Look through the data below and report how many lines include "remains". Only the number should be given.
## start
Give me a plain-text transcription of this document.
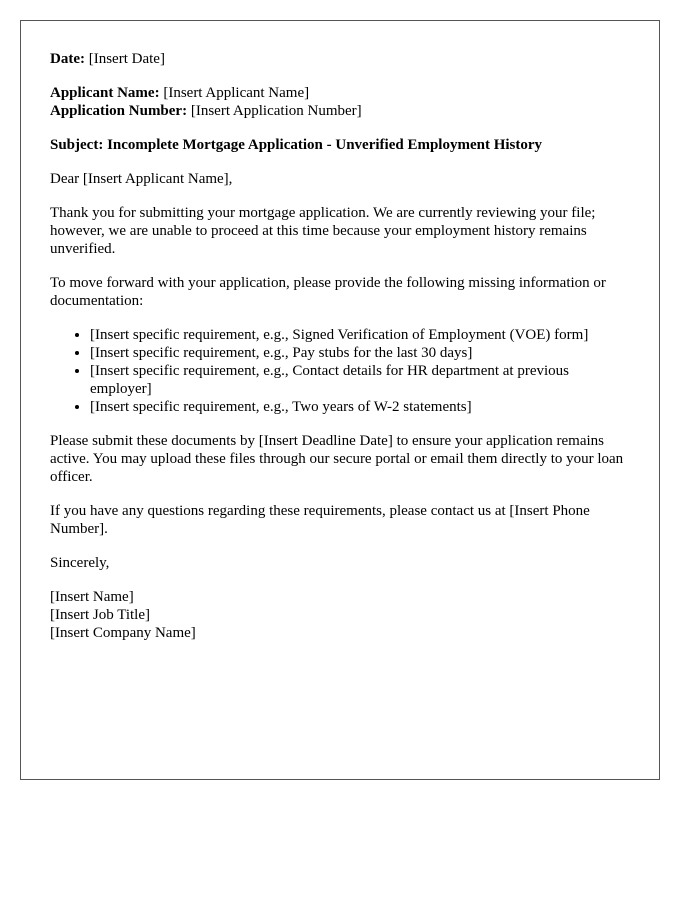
Date: [Insert Date]
Applicant Name: [Insert Applicant Name]
Application Number: [Insert Application Number]

Subject: Incomplete Mortgage Application - Unverified Employment History

Dear [Insert Applicant Name],

Thank you for submitting your mortgage application. We are currently reviewing your file; however, we are unable to proceed at this time because your employment history remains unverified.

To move forward with your application, please provide the following missing information or documentation:

• [Insert specific requirement, e.g., Signed Verification of Employment (VOE) form]
• [Insert specific requirement, e.g., Pay stubs for the last 30 days]
• [Insert specific requirement, e.g., Contact details for HR department at previous employer]
• [Insert specific requirement, e.g., Two years of W-2 statements]

Please submit these documents by [Insert Deadline Date] to ensure your application remains active. You may upload these files through our secure portal or email them directly to your loan officer.

If you have any questions regarding these requirements, please contact us at [Insert Phone Number].

Sincerely,

[Insert Name]
[Insert Job Title]
[Insert Company Name]
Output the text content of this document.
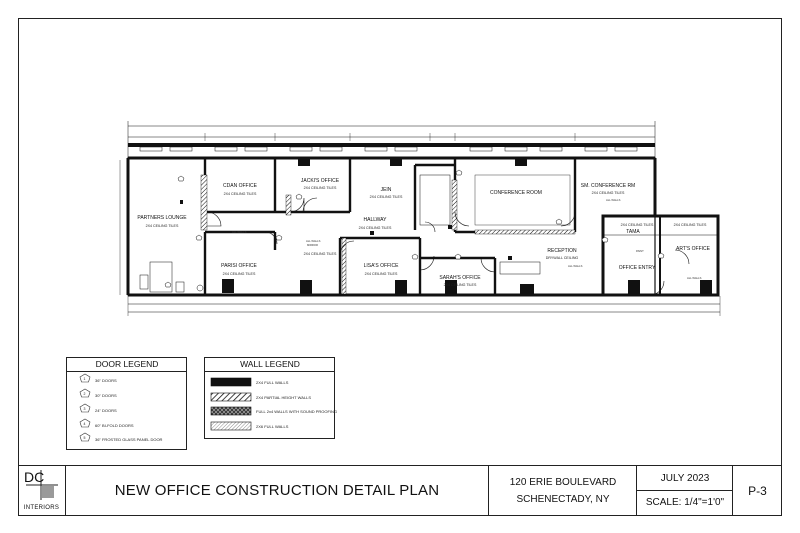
DC
DOOR LEGEND	WALL LEGEND
1 36" DOORS
2 30" DOORS
3 24" DOORS
4 60" BI-FOLD DOORS
5 36" FROSTED GLASS PANEL DOOR
2X4 FULL WALLS
2X4 PARTIAL HEIGHT WALLS
FULL 2x4 WALLS WITH SOUND PROOFING
2X6 FULL WALLS
PARTNERS LOUNGE
2X4 CEILING TILES
CDAN OFFICE
2X4 CEILING TILES
JACKI'S OFFICE
2X4 CEILING TILES	JEIN
2X4 CEILING TILES
HALLWAY
2X4 CEILING TILES
CONFERENCE ROOM
SM. CONFERENCE RM
2X4 CEILING TILES
PARISI OFFICE
2X4 CEILING TILES
LISA'S OFFICE
2X4 CEILING TILES
SARAH'S OFFICE
2X4 CEILING TILES
RECEPTION
DRYWALL CEILING
TAMA
OFFICE ENTRY
ART'S OFFICE
2X4 CEILING TILES	2X4 CEILING TILES
2X4 CEILING TILES
ALL WALLS
ALL WALLS
ALL WALLS
ALL WALLS
ALL WALLS
MIRROR
PAINT
NEW OFFICE CONSTRUCTION DETAIL PLAN	120 ERIE BOULEVARD
SCHENECTADY, NY
JULY 2023
SCALE: 1/4"=1'0"
P-3
INTERIORS
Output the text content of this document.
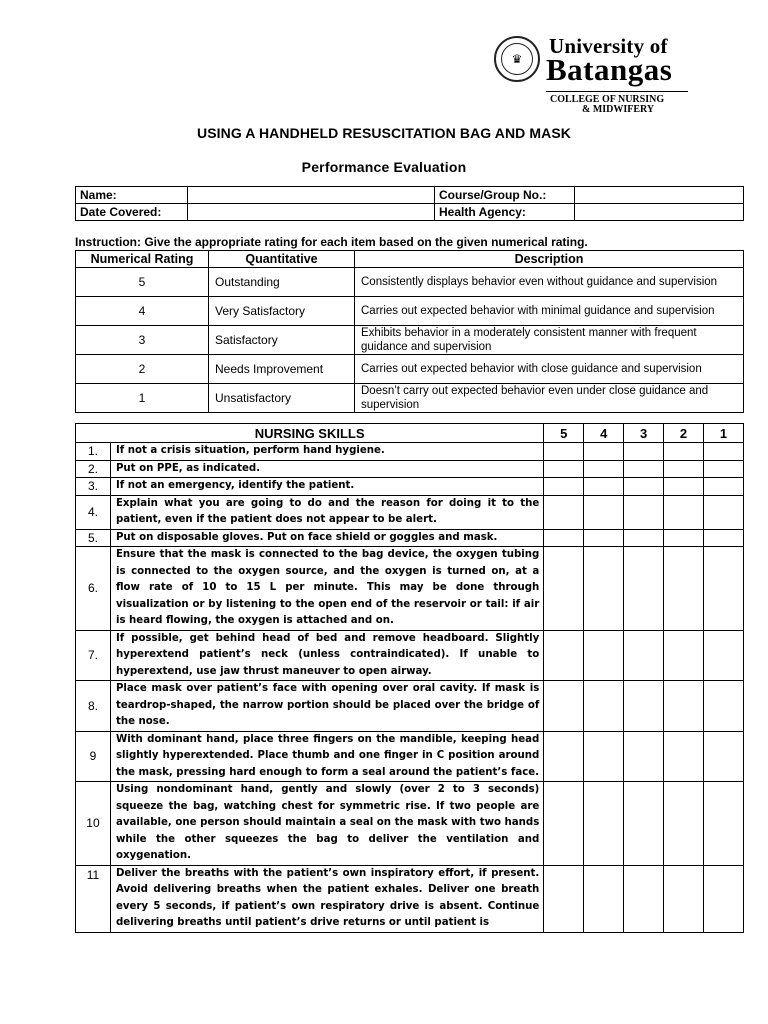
♛
University of
Batangas
COLLEGE OF NURSING
& MIDWIFERY
USING A HANDHELD RESUSCITATION BAG AND MASK
Performance Evaluation
Name:		Course/Group No.:	
Date Covered:		Health Agency:	
Instruction: Give the appropriate rating for each item based on the given numerical rating.
Numerical Rating	Quantitative	Description
5	Outstanding	Consistently displays behavior even without guidance and supervision
4	Very Satisfactory	Carries out expected behavior with minimal guidance and supervision
3	Satisfactory	Exhibits behavior in a moderately consistent manner with frequent guidance and supervision
2	Needs Improvement	Carries out expected behavior with close guidance and supervision
1	Unsatisfactory	Doesn’t carry out expected behavior even under close guidance and supervision
NURSING SKILLS		5	4	3	2	1
1.	If not a crisis situation, perform hand hygiene.					
2.	Put on PPE, as indicated.					
3.	If not an emergency, identify the patient.					
4.	Explain what you are going to do and the reason for doing it to the patient, even if the patient does not appear to be alert.					
5.	Put on disposable gloves. Put on face shield or goggles and mask.					
6.	Ensure that the mask is connected to the bag device, the oxygen tubing is connected to the oxygen source, and the oxygen is turned on, at a flow rate of 10 to 15 L per minute. This may be done through visualization or by listening to the open end of the reservoir or tail: if air is heard flowing, the oxygen is attached and on.					
7.	If possible, get behind head of bed and remove headboard. Slightly hyperextend patient’s neck (unless contraindicated). If unable to hyperextend, use jaw thrust maneuver to open airway.					
8.	Place mask over patient’s face with opening over oral cavity. If mask is teardrop-shaped, the narrow portion should be placed over the bridge of the nose.					
9	With dominant hand, place three fingers on the mandible, keeping head slightly hyperextended. Place thumb and one finger in C position around the mask, pressing hard enough to form a seal around the patient’s face.					
10	Using nondominant hand, gently and slowly (over 2 to 3 seconds) squeeze the bag, watching chest for symmetric rise. If two people are available, one person should maintain a seal on the mask with two hands while the other squeezes the bag to deliver the ventilation and oxygenation.					
11	Deliver the breaths with the patient’s own inspiratory effort, if present. Avoid delivering breaths when the patient exhales. Deliver one breath every 5 seconds, if patient’s own respiratory drive is absent. Continue delivering breaths until patient’s drive returns or until patient is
## end
-- Solution for this task --
2